### EXERCISE GOAL
Set down each record below precisely, skipping the pictures.
-------------------------
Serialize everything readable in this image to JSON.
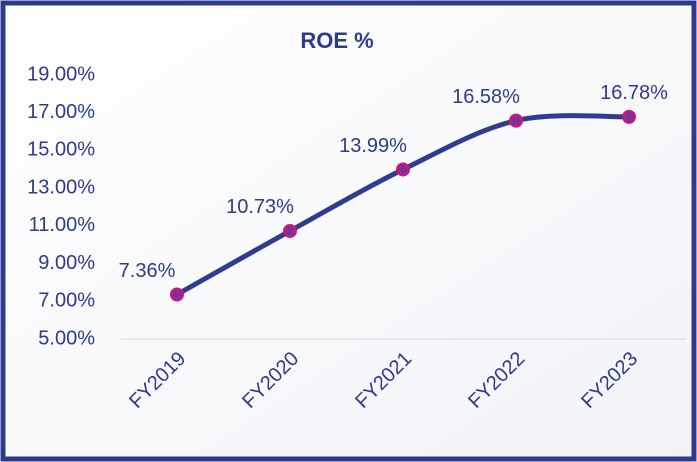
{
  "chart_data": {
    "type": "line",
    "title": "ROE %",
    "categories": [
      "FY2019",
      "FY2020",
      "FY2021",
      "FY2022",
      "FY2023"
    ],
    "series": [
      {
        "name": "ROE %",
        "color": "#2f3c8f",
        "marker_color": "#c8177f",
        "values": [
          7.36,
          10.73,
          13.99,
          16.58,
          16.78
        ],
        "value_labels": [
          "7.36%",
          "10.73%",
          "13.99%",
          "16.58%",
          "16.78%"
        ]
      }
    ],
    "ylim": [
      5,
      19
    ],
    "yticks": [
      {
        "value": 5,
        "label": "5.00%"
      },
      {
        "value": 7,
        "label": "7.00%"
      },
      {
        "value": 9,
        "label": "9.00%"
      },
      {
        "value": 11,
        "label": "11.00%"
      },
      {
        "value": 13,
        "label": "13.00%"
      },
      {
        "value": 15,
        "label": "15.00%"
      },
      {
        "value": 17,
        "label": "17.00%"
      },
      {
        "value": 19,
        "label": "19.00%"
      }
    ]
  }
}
-------------------------
### RESULT BELOW
Serialize everything readable in this image to JSON.
{
  "chart_data": {
    "type": "line",
    "title": "ROE %",
    "categories": [
      "FY2019",
      "FY2020",
      "FY2021",
      "FY2022",
      "FY2023"
    ],
    "series": [
      {
        "name": "ROE %",
        "color": "#2f3c8f",
        "marker_color": "#c8177f",
        "values": [
          7.36,
          10.73,
          13.99,
          16.58,
          16.78
        ],
        "value_labels": [
          "7.36%",
          "10.73%",
          "13.99%",
          "16.58%",
          "16.78%"
        ]
      }
    ],
    "ylim": [
      5,
      19
    ],
    "yticks": [
      {
        "value": 5,
        "label": "5.00%"
      },
      {
        "value": 7,
        "label": "7.00%"
      },
      {
        "value": 9,
        "label": "9.00%"
      },
      {
        "value": 11,
        "label": "11.00%"
      },
      {
        "value": 13,
        "label": "13.00%"
      },
      {
        "value": 15,
        "label": "15.00%"
      },
      {
        "value": 17,
        "label": "17.00%"
      },
      {
        "value": 19,
        "label": "19.00%"
      }
    ]
  }
}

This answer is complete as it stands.